TASK DETAILS:
Could you print each of the items below verbatim, line for line, leaving out the pictures?

——

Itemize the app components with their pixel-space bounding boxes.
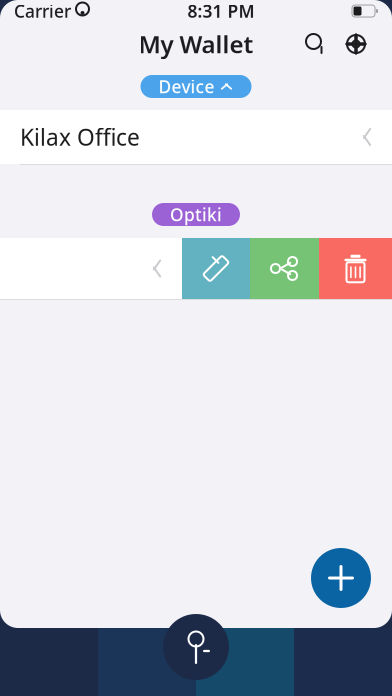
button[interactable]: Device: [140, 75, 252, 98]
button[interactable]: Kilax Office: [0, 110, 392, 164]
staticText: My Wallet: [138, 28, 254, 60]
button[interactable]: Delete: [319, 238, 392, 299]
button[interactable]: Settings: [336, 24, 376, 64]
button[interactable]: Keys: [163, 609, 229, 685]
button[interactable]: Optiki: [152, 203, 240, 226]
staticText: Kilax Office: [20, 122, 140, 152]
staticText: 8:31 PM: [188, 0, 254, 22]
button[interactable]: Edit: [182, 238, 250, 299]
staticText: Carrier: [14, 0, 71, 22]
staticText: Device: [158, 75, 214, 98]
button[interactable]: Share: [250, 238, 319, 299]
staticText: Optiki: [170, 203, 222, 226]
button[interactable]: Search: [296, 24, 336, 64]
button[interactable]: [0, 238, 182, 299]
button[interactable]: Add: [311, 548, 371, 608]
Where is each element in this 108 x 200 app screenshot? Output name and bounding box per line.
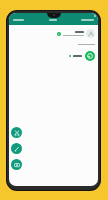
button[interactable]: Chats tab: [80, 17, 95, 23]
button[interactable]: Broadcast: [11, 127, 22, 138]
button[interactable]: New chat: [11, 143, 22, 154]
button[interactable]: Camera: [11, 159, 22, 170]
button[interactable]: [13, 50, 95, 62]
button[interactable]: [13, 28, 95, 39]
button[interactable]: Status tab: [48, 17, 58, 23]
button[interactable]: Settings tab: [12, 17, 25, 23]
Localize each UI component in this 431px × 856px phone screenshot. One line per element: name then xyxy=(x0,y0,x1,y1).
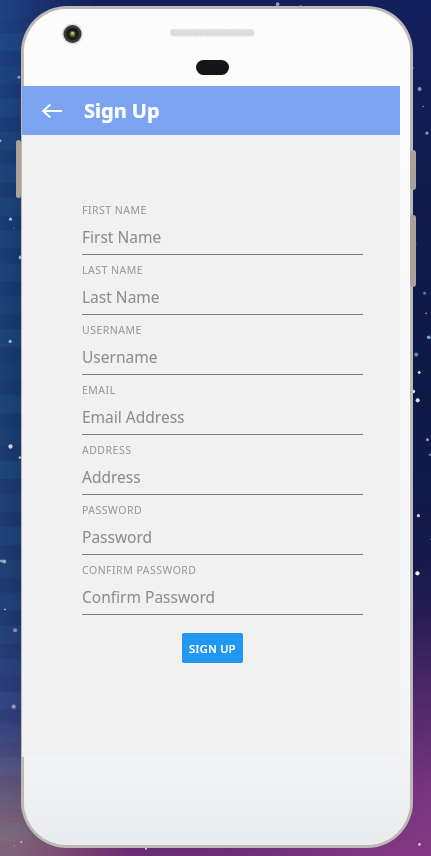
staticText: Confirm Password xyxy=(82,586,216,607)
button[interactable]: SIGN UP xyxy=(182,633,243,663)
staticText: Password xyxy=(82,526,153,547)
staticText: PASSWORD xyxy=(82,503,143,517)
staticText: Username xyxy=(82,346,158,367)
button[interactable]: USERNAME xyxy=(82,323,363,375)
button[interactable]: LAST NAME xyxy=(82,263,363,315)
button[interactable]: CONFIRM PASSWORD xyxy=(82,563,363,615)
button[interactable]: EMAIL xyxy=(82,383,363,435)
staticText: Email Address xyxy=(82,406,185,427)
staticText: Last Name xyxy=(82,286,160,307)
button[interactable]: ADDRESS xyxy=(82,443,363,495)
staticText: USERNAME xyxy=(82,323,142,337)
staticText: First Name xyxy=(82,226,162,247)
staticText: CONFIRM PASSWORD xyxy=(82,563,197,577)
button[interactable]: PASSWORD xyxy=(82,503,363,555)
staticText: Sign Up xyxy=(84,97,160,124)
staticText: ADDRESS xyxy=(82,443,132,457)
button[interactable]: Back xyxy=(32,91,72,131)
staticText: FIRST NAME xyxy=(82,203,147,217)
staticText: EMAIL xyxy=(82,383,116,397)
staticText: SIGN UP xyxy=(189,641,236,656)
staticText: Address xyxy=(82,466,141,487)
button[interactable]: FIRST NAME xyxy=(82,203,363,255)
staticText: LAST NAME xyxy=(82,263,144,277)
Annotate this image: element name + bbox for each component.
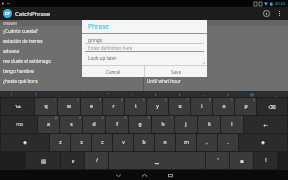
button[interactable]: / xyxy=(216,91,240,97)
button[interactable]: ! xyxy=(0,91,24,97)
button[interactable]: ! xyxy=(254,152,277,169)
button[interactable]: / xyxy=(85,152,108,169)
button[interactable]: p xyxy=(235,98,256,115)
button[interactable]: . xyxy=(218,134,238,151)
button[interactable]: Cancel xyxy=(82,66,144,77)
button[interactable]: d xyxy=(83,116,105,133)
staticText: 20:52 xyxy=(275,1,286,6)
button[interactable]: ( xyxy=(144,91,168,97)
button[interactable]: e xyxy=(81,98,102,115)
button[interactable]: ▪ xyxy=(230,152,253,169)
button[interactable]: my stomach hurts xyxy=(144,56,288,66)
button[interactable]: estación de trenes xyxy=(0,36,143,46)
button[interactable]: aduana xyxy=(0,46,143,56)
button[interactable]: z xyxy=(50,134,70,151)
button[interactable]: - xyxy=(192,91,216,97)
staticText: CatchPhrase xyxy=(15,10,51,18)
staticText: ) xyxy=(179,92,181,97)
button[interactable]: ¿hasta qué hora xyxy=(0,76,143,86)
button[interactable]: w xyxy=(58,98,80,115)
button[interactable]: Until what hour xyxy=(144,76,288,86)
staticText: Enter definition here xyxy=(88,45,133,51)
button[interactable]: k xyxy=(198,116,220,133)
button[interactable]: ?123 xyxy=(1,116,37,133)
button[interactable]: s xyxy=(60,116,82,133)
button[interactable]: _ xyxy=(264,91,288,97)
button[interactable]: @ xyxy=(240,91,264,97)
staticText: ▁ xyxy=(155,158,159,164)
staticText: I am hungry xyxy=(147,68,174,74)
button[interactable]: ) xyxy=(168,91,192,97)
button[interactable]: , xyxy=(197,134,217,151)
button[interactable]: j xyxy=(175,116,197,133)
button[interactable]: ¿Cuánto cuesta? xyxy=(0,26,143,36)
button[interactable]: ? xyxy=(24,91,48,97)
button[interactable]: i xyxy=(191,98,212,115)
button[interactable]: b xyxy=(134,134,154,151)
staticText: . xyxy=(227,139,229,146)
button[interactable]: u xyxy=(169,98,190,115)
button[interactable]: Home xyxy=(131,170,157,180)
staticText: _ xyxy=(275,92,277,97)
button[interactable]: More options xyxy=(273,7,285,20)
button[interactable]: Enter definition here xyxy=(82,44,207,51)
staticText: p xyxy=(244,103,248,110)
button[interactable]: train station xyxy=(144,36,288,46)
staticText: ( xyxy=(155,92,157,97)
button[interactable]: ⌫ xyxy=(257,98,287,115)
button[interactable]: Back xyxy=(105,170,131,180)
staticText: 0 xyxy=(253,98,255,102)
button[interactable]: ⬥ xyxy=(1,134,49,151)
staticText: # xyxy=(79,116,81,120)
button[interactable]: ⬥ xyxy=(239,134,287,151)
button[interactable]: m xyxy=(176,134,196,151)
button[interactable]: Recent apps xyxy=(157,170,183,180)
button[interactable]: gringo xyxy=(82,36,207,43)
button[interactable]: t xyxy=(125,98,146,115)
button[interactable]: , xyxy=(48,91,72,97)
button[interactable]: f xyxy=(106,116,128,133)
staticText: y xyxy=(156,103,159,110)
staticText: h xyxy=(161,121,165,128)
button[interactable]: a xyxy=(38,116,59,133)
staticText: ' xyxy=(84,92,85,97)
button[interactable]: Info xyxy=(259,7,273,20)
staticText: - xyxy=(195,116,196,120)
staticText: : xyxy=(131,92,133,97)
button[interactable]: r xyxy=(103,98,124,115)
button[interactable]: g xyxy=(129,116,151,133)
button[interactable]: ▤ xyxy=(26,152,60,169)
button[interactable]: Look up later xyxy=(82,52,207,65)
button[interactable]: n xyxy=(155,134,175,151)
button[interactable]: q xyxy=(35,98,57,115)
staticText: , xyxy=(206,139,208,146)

——

EXERCISE OUTPUT:
Itemize the app components with their pixel-space bounding boxes.
button[interactable]: Device: [140, 75, 252, 98]
button[interactable]: Kilax Office: [0, 110, 392, 164]
staticText: My Wallet: [138, 28, 254, 60]
button[interactable]: Delete: [319, 238, 392, 299]
button[interactable]: Settings: [336, 24, 376, 64]
button[interactable]: Keys: [163, 609, 229, 685]
button[interactable]: Optiki: [152, 203, 240, 226]
staticText: Kilax Office: [20, 122, 140, 152]
staticText: 8:31 PM: [188, 0, 254, 22]
button[interactable]: Edit: [182, 238, 250, 299]
staticText: Carrier: [14, 0, 71, 22]
staticText: Device: [158, 75, 214, 98]
button[interactable]: Share: [250, 238, 319, 299]
staticText: Optiki: [170, 203, 222, 226]
button[interactable]: Search: [296, 24, 336, 64]
button[interactable]: [0, 238, 182, 299]
button[interactable]: Add: [311, 548, 371, 608]
Where is each element in this 108 x 200 app screenshot? Output name and bounding box per line.
button[interactable]: Chats tab: [80, 17, 95, 23]
button[interactable]: Broadcast: [11, 127, 22, 138]
button[interactable]: New chat: [11, 143, 22, 154]
button[interactable]: Camera: [11, 159, 22, 170]
button[interactable]: [13, 50, 95, 62]
button[interactable]: [13, 28, 95, 39]
button[interactable]: Status tab: [48, 17, 58, 23]
button[interactable]: Settings tab: [12, 17, 25, 23]
Localize each UI component in this 431px × 856px phone screenshot. One line per element: name then xyxy=(x0,y0,x1,y1).
staticText: Confirm Password xyxy=(82,586,216,607)
button[interactable]: SIGN UP xyxy=(182,633,243,663)
staticText: Password xyxy=(82,526,153,547)
staticText: PASSWORD xyxy=(82,503,143,517)
staticText: Username xyxy=(82,346,158,367)
button[interactable]: USERNAME xyxy=(82,323,363,375)
button[interactable]: LAST NAME xyxy=(82,263,363,315)
button[interactable]: CONFIRM PASSWORD xyxy=(82,563,363,615)
button[interactable]: EMAIL xyxy=(82,383,363,435)
staticText: Email Address xyxy=(82,406,185,427)
staticText: Last Name xyxy=(82,286,160,307)
button[interactable]: ADDRESS xyxy=(82,443,363,495)
staticText: USERNAME xyxy=(82,323,142,337)
staticText: First Name xyxy=(82,226,162,247)
staticText: CONFIRM PASSWORD xyxy=(82,563,197,577)
button[interactable]: PASSWORD xyxy=(82,503,363,555)
staticText: Sign Up xyxy=(84,97,160,124)
staticText: ADDRESS xyxy=(82,443,132,457)
button[interactable]: Back xyxy=(32,91,72,131)
staticText: FIRST NAME xyxy=(82,203,147,217)
staticText: EMAIL xyxy=(82,383,116,397)
staticText: SIGN UP xyxy=(189,641,236,656)
staticText: Address xyxy=(82,466,141,487)
button[interactable]: FIRST NAME xyxy=(82,203,363,255)
staticText: LAST NAME xyxy=(82,263,144,277)
Annotate this image: element name + bbox for each component.
button[interactable]: / xyxy=(216,91,240,97)
button[interactable]: ! xyxy=(0,91,24,97)
button[interactable]: ! xyxy=(254,152,277,169)
button[interactable]: / xyxy=(85,152,108,169)
button[interactable]: p xyxy=(235,98,256,115)
button[interactable]: . xyxy=(218,134,238,151)
button[interactable]: Cancel xyxy=(82,66,144,77)
button[interactable]: d xyxy=(83,116,105,133)
staticText: 20:52 xyxy=(275,1,286,6)
button[interactable]: ( xyxy=(144,91,168,97)
button[interactable]: e xyxy=(81,98,102,115)
button[interactable]: ▪ xyxy=(230,152,253,169)
button[interactable]: my stomach hurts xyxy=(144,56,288,66)
button[interactable]: estación de trenes xyxy=(0,36,143,46)
button[interactable]: aduana xyxy=(0,46,143,56)
button[interactable]: z xyxy=(50,134,70,151)
button[interactable]: - xyxy=(192,91,216,97)
staticText: CatchPhrase xyxy=(15,10,51,18)
staticText: ) xyxy=(179,92,181,97)
button[interactable]: ¿hasta qué hora xyxy=(0,76,143,86)
button[interactable]: w xyxy=(58,98,80,115)
button[interactable]: Until what hour xyxy=(144,76,288,86)
staticText: Enter definition here xyxy=(88,45,133,51)
button[interactable]: k xyxy=(198,116,220,133)
button[interactable]: ?123 xyxy=(1,116,37,133)
button[interactable]: s xyxy=(60,116,82,133)
button[interactable]: _ xyxy=(264,91,288,97)
button[interactable]: @ xyxy=(240,91,264,97)
staticText: ▁ xyxy=(155,158,159,164)
staticText: I am hungry xyxy=(147,68,174,74)
button[interactable]: ) xyxy=(168,91,192,97)
button[interactable]: , xyxy=(197,134,217,151)
button[interactable]: j xyxy=(175,116,197,133)
button[interactable]: ¿Cuánto cuesta? xyxy=(0,26,143,36)
button[interactable]: ? xyxy=(24,91,48,97)
button[interactable]: i xyxy=(191,98,212,115)
button[interactable]: b xyxy=(134,134,154,151)
staticText: . xyxy=(227,139,229,146)
button[interactable]: u xyxy=(169,98,190,115)
button[interactable]: Home xyxy=(131,170,157,180)
staticText: _ xyxy=(275,92,277,97)
button[interactable]: More options xyxy=(273,7,285,20)
button[interactable]: Enter definition here xyxy=(82,44,207,51)
staticText: p xyxy=(244,103,248,110)
button[interactable]: train station xyxy=(144,36,288,46)
staticText: ( xyxy=(155,92,157,97)
button[interactable]: ⌫ xyxy=(257,98,287,115)
button[interactable]: Back xyxy=(105,170,131,180)
staticText: 0 xyxy=(253,98,255,102)
button[interactable]: ⬥ xyxy=(1,134,49,151)
staticText: # xyxy=(79,116,81,120)
button[interactable]: ⬥ xyxy=(239,134,287,151)
button[interactable]: m xyxy=(176,134,196,151)
button[interactable]: Recent apps xyxy=(157,170,183,180)
button[interactable]: gringo xyxy=(82,36,207,43)
button[interactable]: t xyxy=(125,98,146,115)
button[interactable]: , xyxy=(48,91,72,97)
button[interactable]: f xyxy=(106,116,128,133)
staticText: y xyxy=(156,103,159,110)
staticText: h xyxy=(161,121,165,128)
button[interactable]: a xyxy=(38,116,59,133)
staticText: ' xyxy=(84,92,85,97)
button[interactable]: Info xyxy=(259,7,273,20)
staticText: - xyxy=(195,116,196,120)
staticText: : xyxy=(131,92,133,97)
button[interactable]: r xyxy=(103,98,124,115)
button[interactable]: g xyxy=(129,116,151,133)
button[interactable]: ▤ xyxy=(26,152,60,169)
button[interactable]: Look up later xyxy=(82,52,207,65)
button[interactable]: n xyxy=(155,134,175,151)
button[interactable]: q xyxy=(35,98,57,115)
staticText: , xyxy=(206,139,208,146)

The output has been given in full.